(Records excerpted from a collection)

______

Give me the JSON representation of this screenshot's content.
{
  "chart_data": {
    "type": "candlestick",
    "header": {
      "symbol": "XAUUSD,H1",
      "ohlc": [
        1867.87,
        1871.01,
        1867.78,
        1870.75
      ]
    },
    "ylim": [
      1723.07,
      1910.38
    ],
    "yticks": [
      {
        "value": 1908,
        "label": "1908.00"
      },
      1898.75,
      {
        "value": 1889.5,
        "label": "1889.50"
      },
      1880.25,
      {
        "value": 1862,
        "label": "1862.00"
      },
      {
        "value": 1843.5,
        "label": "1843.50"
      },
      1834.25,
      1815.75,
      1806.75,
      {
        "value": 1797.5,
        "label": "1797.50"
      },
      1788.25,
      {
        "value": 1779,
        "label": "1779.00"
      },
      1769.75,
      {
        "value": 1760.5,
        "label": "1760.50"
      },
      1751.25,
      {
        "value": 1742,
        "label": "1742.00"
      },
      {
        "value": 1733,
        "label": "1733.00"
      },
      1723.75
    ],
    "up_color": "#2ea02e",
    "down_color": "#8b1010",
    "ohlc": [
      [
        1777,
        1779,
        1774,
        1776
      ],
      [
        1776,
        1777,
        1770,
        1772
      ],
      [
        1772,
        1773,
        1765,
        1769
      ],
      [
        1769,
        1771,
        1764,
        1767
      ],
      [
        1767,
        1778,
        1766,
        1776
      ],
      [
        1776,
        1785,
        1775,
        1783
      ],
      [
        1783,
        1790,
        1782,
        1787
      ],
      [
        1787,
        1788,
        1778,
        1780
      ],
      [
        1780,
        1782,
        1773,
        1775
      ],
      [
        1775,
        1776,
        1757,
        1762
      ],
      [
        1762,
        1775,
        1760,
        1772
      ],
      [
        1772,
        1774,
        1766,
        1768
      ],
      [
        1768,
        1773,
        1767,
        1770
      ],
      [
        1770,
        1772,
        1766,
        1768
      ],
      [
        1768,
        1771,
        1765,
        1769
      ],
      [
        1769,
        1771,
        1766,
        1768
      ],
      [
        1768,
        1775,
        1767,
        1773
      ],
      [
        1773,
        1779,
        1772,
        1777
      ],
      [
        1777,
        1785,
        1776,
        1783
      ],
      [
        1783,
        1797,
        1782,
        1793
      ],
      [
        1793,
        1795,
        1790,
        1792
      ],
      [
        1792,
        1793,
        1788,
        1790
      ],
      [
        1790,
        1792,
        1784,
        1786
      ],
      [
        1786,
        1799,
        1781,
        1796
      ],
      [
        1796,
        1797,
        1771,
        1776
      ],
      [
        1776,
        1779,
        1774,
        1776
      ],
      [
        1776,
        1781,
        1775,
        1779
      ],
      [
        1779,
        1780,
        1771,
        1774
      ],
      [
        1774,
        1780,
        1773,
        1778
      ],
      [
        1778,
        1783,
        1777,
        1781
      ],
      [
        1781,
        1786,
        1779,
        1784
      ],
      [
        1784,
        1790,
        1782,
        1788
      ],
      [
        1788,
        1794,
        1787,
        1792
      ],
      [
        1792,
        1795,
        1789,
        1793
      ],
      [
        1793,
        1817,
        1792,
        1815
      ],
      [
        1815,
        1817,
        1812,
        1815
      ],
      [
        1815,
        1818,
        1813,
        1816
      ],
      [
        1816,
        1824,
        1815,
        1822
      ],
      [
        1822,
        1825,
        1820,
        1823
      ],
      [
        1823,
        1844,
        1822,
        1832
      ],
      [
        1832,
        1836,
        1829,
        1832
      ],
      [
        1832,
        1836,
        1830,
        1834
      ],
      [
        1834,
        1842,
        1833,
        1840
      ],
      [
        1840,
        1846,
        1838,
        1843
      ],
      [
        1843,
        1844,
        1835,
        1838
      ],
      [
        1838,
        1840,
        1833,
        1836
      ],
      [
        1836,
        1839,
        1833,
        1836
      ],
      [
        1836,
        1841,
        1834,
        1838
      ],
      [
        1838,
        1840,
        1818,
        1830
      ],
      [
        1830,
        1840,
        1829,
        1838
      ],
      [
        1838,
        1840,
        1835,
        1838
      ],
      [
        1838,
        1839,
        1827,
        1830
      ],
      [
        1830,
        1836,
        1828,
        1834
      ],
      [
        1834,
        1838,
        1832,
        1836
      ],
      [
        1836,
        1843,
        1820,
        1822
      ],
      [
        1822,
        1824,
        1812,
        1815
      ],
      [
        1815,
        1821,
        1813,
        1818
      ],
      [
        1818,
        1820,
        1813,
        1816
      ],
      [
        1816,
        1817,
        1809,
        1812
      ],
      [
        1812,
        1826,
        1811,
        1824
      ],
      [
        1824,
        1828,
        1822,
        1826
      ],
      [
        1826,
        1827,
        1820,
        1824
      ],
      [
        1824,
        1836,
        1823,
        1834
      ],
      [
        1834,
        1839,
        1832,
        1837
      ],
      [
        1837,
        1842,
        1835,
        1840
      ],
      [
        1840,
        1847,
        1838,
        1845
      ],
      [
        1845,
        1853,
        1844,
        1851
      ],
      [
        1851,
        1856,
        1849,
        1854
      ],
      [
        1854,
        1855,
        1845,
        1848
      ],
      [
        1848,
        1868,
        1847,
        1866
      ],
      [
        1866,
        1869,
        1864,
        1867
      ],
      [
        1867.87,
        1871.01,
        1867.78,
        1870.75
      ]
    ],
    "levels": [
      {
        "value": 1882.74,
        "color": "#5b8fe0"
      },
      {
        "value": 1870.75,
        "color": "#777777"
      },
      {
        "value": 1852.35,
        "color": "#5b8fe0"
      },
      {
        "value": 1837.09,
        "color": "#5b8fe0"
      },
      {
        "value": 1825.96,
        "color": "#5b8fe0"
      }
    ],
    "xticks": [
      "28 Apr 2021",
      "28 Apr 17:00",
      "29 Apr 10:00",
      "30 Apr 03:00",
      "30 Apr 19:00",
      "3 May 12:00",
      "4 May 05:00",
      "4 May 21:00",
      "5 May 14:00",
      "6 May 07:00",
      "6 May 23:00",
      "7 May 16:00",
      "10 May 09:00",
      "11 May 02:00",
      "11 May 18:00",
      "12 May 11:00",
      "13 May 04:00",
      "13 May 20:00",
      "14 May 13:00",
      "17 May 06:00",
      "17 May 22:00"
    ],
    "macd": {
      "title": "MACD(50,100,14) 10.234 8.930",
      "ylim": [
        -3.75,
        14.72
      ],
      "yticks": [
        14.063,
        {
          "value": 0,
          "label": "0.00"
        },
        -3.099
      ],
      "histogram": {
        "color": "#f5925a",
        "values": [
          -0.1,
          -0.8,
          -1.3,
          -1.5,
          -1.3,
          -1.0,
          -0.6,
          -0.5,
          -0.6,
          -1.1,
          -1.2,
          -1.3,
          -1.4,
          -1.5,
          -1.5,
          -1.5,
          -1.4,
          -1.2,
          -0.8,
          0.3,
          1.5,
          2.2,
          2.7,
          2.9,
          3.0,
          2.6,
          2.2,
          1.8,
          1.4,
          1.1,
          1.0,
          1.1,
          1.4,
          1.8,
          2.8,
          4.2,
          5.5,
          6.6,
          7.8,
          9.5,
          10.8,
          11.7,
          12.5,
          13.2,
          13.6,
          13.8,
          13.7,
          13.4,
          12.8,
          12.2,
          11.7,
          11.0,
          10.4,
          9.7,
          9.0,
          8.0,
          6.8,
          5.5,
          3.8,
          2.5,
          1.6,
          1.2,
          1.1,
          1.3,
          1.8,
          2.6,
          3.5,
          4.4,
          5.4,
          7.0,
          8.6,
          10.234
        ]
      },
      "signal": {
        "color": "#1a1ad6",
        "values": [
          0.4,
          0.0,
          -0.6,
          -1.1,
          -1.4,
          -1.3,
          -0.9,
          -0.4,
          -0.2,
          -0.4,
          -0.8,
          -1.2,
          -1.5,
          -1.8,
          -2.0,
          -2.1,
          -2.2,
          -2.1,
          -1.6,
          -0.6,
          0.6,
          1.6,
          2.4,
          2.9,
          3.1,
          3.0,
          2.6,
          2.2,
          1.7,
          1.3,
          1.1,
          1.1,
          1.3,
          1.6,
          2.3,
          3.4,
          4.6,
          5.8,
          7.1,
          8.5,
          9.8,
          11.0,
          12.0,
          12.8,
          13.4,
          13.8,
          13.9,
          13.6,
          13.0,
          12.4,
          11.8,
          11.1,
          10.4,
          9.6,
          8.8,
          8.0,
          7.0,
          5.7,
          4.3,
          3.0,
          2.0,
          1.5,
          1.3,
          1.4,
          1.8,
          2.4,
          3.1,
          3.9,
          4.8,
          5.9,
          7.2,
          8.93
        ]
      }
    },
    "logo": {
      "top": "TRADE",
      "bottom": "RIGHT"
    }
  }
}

______

Identify each line in the entries with the word "label" and copy it.

### Written response
        "label": "1908.00"
        "label": "1889.50"
        "label": "1862.00"
        "label": "1843.50"
        "label": "1797.50"
        "label": "1779.00"
        "label": "1760.50"
        "label": "1742.00"
        "label": "1733.00"
          "label": "0.00"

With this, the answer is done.